* begin *
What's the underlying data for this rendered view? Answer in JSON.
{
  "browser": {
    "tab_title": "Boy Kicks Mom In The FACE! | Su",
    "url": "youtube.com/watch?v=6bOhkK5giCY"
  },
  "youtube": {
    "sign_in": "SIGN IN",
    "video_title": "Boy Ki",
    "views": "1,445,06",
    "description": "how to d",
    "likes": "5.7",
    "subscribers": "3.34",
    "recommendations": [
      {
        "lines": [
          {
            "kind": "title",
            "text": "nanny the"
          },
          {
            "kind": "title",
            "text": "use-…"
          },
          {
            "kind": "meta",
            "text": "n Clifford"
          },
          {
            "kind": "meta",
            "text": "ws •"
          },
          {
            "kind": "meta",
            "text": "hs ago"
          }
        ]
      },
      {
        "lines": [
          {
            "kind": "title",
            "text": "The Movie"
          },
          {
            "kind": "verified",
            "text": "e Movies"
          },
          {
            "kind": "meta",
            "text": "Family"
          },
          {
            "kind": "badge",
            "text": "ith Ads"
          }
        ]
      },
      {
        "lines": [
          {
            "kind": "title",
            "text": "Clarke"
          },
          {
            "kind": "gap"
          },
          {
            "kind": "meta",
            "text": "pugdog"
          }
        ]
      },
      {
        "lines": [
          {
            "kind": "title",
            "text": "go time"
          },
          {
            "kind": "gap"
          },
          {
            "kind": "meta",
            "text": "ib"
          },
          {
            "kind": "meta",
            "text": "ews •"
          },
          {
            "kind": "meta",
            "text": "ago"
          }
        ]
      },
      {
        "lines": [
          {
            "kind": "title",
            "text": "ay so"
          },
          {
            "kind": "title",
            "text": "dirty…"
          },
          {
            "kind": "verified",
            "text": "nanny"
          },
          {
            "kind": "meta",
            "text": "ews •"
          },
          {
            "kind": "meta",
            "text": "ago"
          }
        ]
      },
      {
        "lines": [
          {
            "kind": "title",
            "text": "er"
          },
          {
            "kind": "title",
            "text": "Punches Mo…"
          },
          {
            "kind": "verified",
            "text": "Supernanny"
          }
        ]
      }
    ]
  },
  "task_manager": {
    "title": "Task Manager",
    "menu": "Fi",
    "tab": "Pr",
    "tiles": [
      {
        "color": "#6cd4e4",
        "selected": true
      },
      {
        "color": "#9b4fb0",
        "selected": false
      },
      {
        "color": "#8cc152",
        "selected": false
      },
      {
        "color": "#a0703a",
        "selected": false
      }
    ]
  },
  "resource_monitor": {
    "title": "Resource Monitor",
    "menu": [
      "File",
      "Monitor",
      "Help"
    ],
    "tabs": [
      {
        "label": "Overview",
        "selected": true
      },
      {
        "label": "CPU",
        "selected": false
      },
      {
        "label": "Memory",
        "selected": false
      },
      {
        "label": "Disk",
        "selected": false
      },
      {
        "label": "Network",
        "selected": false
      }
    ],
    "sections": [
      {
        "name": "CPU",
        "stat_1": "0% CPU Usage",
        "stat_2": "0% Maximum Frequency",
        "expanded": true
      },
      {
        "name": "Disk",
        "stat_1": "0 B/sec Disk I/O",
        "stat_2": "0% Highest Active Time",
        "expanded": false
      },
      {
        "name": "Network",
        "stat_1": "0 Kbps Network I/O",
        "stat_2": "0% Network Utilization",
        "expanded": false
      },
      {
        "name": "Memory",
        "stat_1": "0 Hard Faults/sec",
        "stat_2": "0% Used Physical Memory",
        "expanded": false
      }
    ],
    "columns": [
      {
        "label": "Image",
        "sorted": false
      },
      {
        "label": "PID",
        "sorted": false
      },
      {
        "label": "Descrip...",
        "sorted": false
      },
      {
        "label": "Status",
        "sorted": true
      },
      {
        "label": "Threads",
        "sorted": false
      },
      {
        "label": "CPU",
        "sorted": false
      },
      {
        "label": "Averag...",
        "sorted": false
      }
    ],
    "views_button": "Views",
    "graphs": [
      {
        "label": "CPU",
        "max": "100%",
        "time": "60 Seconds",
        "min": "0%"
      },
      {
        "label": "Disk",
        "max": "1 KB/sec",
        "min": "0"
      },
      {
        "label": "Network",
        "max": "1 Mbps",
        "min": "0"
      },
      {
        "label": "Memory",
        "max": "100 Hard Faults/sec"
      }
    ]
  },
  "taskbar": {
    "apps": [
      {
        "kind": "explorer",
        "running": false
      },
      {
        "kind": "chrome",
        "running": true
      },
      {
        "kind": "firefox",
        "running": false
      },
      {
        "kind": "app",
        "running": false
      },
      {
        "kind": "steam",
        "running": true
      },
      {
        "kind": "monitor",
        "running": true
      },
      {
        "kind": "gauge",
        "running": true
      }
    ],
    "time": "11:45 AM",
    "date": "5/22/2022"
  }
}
* end *
◆ Aim
Repeat each entry word for word.

◆ Problem solution
What's the underlying data for this rendered view? Answer in JSON.
{
  "browser": {
    "tab_title": "Boy Kicks Mom In The FACE! | Su",
    "url": "youtube.com/watch?v=6bOhkK5giCY"
  },
  "youtube": {
    "sign_in": "SIGN IN",
    "video_title": "Boy Ki",
    "views": "1,445,06",
    "description": "how to d",
    "likes": "5.7",
    "subscribers": "3.34",
    "recommendations": [
      {
        "lines": [
          {
            "kind": "title",
            "text": "nanny the"
          },
          {
            "kind": "title",
            "text": "use-…"
          },
          {
            "kind": "meta",
            "text": "n Clifford"
          },
          {
            "kind": "meta",
            "text": "ws •"
          },
          {
            "kind": "meta",
            "text": "hs ago"
          }
        ]
      },
      {
        "lines": [
          {
            "kind": "title",
            "text": "The Movie"
          },
          {
            "kind": "verified",
            "text": "e Movies"
          },
          {
            "kind": "meta",
            "text": "Family"
          },
          {
            "kind": "badge",
            "text": "ith Ads"
          }
        ]
      },
      {
        "lines": [
          {
            "kind": "title",
            "text": "Clarke"
          },
          {
            "kind": "gap"
          },
          {
            "kind": "meta",
            "text": "pugdog"
          }
        ]
      },
      {
        "lines": [
          {
            "kind": "title",
            "text": "go time"
          },
          {
            "kind": "gap"
          },
          {
            "kind": "meta",
            "text": "ib"
          },
          {
            "kind": "meta",
            "text": "ews •"
          },
          {
            "kind": "meta",
            "text": "ago"
          }
        ]
      },
      {
        "lines": [
          {
            "kind": "title",
            "text": "ay so"
          },
          {
            "kind": "title",
            "text": "dirty…"
          },
          {
            "kind": "verified",
            "text": "nanny"
          },
          {
            "kind": "meta",
            "text": "ews •"
          },
          {
            "kind": "meta",
            "text": "ago"
          }
        ]
      },
      {
        "lines": [
          {
            "kind": "title",
            "text": "er"
          },
          {
            "kind": "title",
            "text": "Punches Mo…"
          },
          {
            "kind": "verified",
            "text": "Supernanny"
          }
        ]
      }
    ]
  },
  "task_manager": {
    "title": "Task Manager",
    "menu": "Fi",
    "tab": "Pr",
    "tiles": [
      {
        "color": "#6cd4e4",
        "selected": true
      },
      {
        "color": "#9b4fb0",
        "selected": false
      },
      {
        "color": "#8cc152",
        "selected": false
      },
      {
        "color": "#a0703a",
        "selected": false
      }
    ]
  },
  "resource_monitor": {
    "title": "Resource Monitor",
    "menu": [
      "File",
      "Monitor",
      "Help"
    ],
    "tabs": [
      {
        "label": "Overview",
        "selected": true
      },
      {
        "label": "CPU",
        "selected": false
      },
      {
        "label": "Memory",
        "selected": false
      },
      {
        "label": "Disk",
        "selected": false
      },
      {
        "label": "Network",
        "selected": false
      }
    ],
    "sections": [
      {
        "name": "CPU",
        "stat_1": "0% CPU Usage",
        "stat_2": "0% Maximum Frequency",
        "expanded": true
      },
      {
        "name": "Disk",
        "stat_1": "0 B/sec Disk I/O",
        "stat_2": "0% Highest Active Time",
        "expanded": false
      },
      {
        "name": "Network",
        "stat_1": "0 Kbps Network I/O",
        "stat_2": "0% Network Utilization",
        "expanded": false
      },
      {
        "name": "Memory",
        "stat_1": "0 Hard Faults/sec",
        "stat_2": "0% Used Physical Memory",
        "expanded": false
      }
    ],
    "columns": [
      {
        "label": "Image",
        "sorted": false
      },
      {
        "label": "PID",
        "sorted": false
      },
      {
        "label": "Descrip...",
        "sorted": false
      },
      {
        "label": "Status",
        "sorted": true
      },
      {
        "label": "Threads",
        "sorted": false
      },
      {
        "label": "CPU",
        "sorted": false
      },
      {
        "label": "Averag...",
        "sorted": false
      }
    ],
    "views_button": "Views",
    "graphs": [
      {
        "label": "CPU",
        "max": "100%",
        "time": "60 Seconds",
        "min": "0%"
      },
      {
        "label": "Disk",
        "max": "1 KB/sec",
        "min": "0"
      },
      {
        "label": "Network",
        "max": "1 Mbps",
        "min": "0"
      },
      {
        "label": "Memory",
        "max": "100 Hard Faults/sec"
      }
    ]
  },
  "taskbar": {
    "apps": [
      {
        "kind": "explorer",
        "running": false
      },
      {
        "kind": "chrome",
        "running": true
      },
      {
        "kind": "firefox",
        "running": false
      },
      {
        "kind": "app",
        "running": false
      },
      {
        "kind": "steam",
        "running": true
      },
      {
        "kind": "monitor",
        "running": true
      },
      {
        "kind": "gauge",
        "running": true
      }
    ],
    "time": "11:45 AM",
    "date": "5/22/2022"
  }
}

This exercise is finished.